Items from a dataset

---

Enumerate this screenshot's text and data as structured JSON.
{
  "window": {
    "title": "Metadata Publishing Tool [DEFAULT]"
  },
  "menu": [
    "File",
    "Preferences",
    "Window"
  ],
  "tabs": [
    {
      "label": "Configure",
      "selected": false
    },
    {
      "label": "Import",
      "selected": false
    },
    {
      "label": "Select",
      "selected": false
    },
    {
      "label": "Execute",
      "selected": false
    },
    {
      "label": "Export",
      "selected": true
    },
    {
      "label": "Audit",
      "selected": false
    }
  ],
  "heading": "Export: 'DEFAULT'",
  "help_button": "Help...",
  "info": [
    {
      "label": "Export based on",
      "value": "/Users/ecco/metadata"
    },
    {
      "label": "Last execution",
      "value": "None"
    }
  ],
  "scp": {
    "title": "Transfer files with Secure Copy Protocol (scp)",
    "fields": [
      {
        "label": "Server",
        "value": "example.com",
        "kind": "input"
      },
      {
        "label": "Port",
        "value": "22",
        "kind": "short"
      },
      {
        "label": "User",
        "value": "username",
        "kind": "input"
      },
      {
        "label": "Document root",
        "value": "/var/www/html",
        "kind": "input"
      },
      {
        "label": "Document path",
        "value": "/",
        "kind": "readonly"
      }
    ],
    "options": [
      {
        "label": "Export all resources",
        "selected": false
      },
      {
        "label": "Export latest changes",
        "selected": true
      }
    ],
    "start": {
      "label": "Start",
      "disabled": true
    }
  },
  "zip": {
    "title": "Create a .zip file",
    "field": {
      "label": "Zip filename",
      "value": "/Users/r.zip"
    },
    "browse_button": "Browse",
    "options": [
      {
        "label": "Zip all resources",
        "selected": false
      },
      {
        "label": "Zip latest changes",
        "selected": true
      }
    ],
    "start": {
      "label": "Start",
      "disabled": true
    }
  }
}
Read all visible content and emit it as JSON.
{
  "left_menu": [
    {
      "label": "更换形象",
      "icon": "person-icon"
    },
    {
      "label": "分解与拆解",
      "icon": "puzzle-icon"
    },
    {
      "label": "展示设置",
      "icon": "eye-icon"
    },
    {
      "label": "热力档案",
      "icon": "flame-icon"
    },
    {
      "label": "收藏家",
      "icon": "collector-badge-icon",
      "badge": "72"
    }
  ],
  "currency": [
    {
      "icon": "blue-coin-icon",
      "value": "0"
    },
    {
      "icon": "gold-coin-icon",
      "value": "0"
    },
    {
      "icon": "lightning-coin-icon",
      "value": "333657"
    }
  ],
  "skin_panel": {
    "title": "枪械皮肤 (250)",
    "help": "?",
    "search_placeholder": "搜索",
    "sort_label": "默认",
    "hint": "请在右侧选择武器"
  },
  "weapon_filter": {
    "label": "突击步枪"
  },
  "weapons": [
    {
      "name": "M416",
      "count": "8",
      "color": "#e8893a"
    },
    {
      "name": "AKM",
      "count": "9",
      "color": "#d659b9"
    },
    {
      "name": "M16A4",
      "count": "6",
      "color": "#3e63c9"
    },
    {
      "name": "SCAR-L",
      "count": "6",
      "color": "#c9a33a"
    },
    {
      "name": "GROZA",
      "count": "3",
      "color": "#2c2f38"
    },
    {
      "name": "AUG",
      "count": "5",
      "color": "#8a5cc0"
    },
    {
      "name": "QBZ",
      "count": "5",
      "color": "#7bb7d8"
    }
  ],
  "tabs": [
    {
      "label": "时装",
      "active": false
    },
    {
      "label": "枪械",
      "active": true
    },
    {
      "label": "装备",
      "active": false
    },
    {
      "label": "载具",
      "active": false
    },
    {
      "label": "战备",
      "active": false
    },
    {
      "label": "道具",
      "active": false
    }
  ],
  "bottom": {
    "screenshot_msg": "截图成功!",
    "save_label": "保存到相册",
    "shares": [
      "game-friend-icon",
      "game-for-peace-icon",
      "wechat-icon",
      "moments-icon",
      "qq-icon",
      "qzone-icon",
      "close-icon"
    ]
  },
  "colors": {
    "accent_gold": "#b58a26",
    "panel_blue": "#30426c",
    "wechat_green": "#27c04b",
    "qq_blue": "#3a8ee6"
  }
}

---

### [OBJECTIVE]
Set down the listing in full, keeping every word exactly as it is.

### [EXERCISE OUTPUT]
Enumerate this screenshot's text and data as structured JSON.
{
  "window": {
    "title": "Metadata Publishing Tool [DEFAULT]"
  },
  "menu": [
    "File",
    "Preferences",
    "Window"
  ],
  "tabs": [
    {
      "label": "Configure",
      "selected": false
    },
    {
      "label": "Import",
      "selected": false
    },
    {
      "label": "Select",
      "selected": false
    },
    {
      "label": "Execute",
      "selected": false
    },
    {
      "label": "Export",
      "selected": true
    },
    {
      "label": "Audit",
      "selected": false
    }
  ],
  "heading": "Export: 'DEFAULT'",
  "help_button": "Help...",
  "info": [
    {
      "label": "Export based on",
      "value": "/Users/ecco/metadata"
    },
    {
      "label": "Last execution",
      "value": "None"
    }
  ],
  "scp": {
    "title": "Transfer files with Secure Copy Protocol (scp)",
    "fields": [
      {
        "label": "Server",
        "value": "example.com",
        "kind": "input"
      },
      {
        "label": "Port",
        "value": "22",
        "kind": "short"
      },
      {
        "label": "User",
        "value": "username",
        "kind": "input"
      },
      {
        "label": "Document root",
        "value": "/var/www/html",
        "kind": "input"
      },
      {
        "label": "Document path",
        "value": "/",
        "kind": "readonly"
      }
    ],
    "options": [
      {
        "label": "Export all resources",
        "selected": false
      },
      {
        "label": "Export latest changes",
        "selected": true
      }
    ],
    "start": {
      "label": "Start",
      "disabled": true
    }
  },
  "zip": {
    "title": "Create a .zip file",
    "field": {
      "label": "Zip filename",
      "value": "/Users/r.zip"
    },
    "browse_button": "Browse",
    "options": [
      {
        "label": "Zip all resources",
        "selected": false
      },
      {
        "label": "Zip latest changes",
        "selected": true
      }
    ],
    "start": {
      "label": "Start",
      "disabled": true
    }
  }
}
Read all visible content and emit it as JSON.
{
  "left_menu": [
    {
      "label": "更换形象",
      "icon": "person-icon"
    },
    {
      "label": "分解与拆解",
      "icon": "puzzle-icon"
    },
    {
      "label": "展示设置",
      "icon": "eye-icon"
    },
    {
      "label": "热力档案",
      "icon": "flame-icon"
    },
    {
      "label": "收藏家",
      "icon": "collector-badge-icon",
      "badge": "72"
    }
  ],
  "currency": [
    {
      "icon": "blue-coin-icon",
      "value": "0"
    },
    {
      "icon": "gold-coin-icon",
      "value": "0"
    },
    {
      "icon": "lightning-coin-icon",
      "value": "333657"
    }
  ],
  "skin_panel": {
    "title": "枪械皮肤 (250)",
    "help": "?",
    "search_placeholder": "搜索",
    "sort_label": "默认",
    "hint": "请在右侧选择武器"
  },
  "weapon_filter": {
    "label": "突击步枪"
  },
  "weapons": [
    {
      "name": "M416",
      "count": "8",
      "color": "#e8893a"
    },
    {
      "name": "AKM",
      "count": "9",
      "color": "#d659b9"
    },
    {
      "name": "M16A4",
      "count": "6",
      "color": "#3e63c9"
    },
    {
      "name": "SCAR-L",
      "count": "6",
      "color": "#c9a33a"
    },
    {
      "name": "GROZA",
      "count": "3",
      "color": "#2c2f38"
    },
    {
      "name": "AUG",
      "count": "5",
      "color": "#8a5cc0"
    },
    {
      "name": "QBZ",
      "count": "5",
      "color": "#7bb7d8"
    }
  ],
  "tabs": [
    {
      "label": "时装",
      "active": false
    },
    {
      "label": "枪械",
      "active": true
    },
    {
      "label": "装备",
      "active": false
    },
    {
      "label": "载具",
      "active": false
    },
    {
      "label": "战备",
      "active": false
    },
    {
      "label": "道具",
      "active": false
    }
  ],
  "bottom": {
    "screenshot_msg": "截图成功!",
    "save_label": "保存到相册",
    "shares": [
      "game-friend-icon",
      "game-for-peace-icon",
      "wechat-icon",
      "moments-icon",
      "qq-icon",
      "qzone-icon",
      "close-icon"
    ]
  },
  "colors": {
    "accent_gold": "#b58a26",
    "panel_blue": "#30426c",
    "wechat_green": "#27c04b",
    "qq_blue": "#3a8ee6"
  }
}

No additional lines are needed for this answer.